• **Directive**: How many lines of these entries include the string "планирования"? State the number alone.

• **Recorded data**:

────────

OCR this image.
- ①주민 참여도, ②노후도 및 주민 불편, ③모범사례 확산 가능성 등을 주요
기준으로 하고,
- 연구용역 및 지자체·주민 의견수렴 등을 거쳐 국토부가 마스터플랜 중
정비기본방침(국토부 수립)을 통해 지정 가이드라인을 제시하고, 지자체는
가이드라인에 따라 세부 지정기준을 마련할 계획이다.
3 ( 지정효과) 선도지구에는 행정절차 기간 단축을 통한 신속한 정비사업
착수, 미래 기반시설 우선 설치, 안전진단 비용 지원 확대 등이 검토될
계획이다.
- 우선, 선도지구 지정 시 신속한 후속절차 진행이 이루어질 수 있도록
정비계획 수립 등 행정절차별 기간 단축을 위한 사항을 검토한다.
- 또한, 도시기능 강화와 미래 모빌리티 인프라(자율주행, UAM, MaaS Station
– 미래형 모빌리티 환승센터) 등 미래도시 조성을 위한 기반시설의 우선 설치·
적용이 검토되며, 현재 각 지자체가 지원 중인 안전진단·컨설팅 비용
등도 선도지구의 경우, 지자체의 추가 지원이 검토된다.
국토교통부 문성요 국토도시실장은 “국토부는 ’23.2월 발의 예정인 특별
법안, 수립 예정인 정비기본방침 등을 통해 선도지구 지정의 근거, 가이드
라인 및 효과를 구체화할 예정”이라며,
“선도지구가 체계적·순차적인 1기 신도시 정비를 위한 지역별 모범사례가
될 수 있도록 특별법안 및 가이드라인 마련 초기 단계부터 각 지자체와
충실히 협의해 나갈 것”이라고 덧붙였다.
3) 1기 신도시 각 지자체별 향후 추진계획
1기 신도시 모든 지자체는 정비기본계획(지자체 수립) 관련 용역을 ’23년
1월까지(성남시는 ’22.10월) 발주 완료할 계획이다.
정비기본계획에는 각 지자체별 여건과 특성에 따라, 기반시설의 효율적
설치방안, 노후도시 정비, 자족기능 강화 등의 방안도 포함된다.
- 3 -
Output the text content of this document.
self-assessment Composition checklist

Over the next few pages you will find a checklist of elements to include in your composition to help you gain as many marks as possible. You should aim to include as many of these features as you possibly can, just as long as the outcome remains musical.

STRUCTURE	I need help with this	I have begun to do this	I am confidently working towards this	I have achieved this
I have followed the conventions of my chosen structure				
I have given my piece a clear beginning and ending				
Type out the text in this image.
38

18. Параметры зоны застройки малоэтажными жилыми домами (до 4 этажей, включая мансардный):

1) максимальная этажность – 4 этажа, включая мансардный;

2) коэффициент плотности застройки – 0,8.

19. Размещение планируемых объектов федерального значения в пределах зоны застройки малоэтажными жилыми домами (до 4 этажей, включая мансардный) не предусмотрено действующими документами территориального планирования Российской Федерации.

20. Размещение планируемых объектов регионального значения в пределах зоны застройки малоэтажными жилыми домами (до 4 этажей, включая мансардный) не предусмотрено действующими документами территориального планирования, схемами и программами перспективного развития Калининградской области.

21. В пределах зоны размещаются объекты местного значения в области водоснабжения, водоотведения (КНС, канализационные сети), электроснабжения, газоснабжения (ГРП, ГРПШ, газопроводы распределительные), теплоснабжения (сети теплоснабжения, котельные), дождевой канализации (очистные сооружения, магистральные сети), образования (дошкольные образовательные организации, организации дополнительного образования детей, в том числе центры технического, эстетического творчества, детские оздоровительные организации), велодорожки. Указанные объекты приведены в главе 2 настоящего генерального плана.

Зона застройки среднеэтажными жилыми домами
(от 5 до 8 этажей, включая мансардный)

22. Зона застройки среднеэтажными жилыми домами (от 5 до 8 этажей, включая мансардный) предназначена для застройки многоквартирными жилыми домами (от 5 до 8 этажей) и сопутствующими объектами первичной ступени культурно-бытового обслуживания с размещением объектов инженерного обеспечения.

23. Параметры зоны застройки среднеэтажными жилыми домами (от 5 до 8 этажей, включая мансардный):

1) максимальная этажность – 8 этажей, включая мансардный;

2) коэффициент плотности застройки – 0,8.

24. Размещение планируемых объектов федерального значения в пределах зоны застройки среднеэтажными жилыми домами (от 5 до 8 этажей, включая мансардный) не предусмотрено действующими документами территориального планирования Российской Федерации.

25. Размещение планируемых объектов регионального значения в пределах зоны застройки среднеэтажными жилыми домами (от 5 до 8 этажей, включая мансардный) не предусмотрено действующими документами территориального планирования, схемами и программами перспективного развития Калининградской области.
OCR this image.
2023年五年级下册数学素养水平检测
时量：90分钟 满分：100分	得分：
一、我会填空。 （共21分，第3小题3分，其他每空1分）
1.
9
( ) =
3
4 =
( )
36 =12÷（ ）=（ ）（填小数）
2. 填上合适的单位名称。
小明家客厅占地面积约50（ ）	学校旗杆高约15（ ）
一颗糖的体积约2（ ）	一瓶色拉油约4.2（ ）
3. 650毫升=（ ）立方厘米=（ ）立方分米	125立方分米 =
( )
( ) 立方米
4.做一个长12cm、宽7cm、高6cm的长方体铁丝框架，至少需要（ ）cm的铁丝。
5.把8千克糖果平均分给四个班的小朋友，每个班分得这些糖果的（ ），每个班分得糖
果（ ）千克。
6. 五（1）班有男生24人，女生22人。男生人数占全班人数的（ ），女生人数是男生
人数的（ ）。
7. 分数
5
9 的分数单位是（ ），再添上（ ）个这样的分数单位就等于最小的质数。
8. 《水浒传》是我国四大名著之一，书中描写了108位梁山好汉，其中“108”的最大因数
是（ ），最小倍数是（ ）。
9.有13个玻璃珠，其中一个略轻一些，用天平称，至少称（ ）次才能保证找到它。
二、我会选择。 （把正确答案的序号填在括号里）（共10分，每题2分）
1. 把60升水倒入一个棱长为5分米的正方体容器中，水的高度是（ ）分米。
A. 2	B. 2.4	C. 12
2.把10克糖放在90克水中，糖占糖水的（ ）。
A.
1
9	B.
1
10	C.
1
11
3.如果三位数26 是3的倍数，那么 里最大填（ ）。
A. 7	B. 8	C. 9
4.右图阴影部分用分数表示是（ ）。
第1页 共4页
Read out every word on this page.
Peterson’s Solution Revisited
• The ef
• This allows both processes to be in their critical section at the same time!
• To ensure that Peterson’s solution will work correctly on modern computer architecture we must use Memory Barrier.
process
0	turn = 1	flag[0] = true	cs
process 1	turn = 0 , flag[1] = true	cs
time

────────

• **The completed task**: 4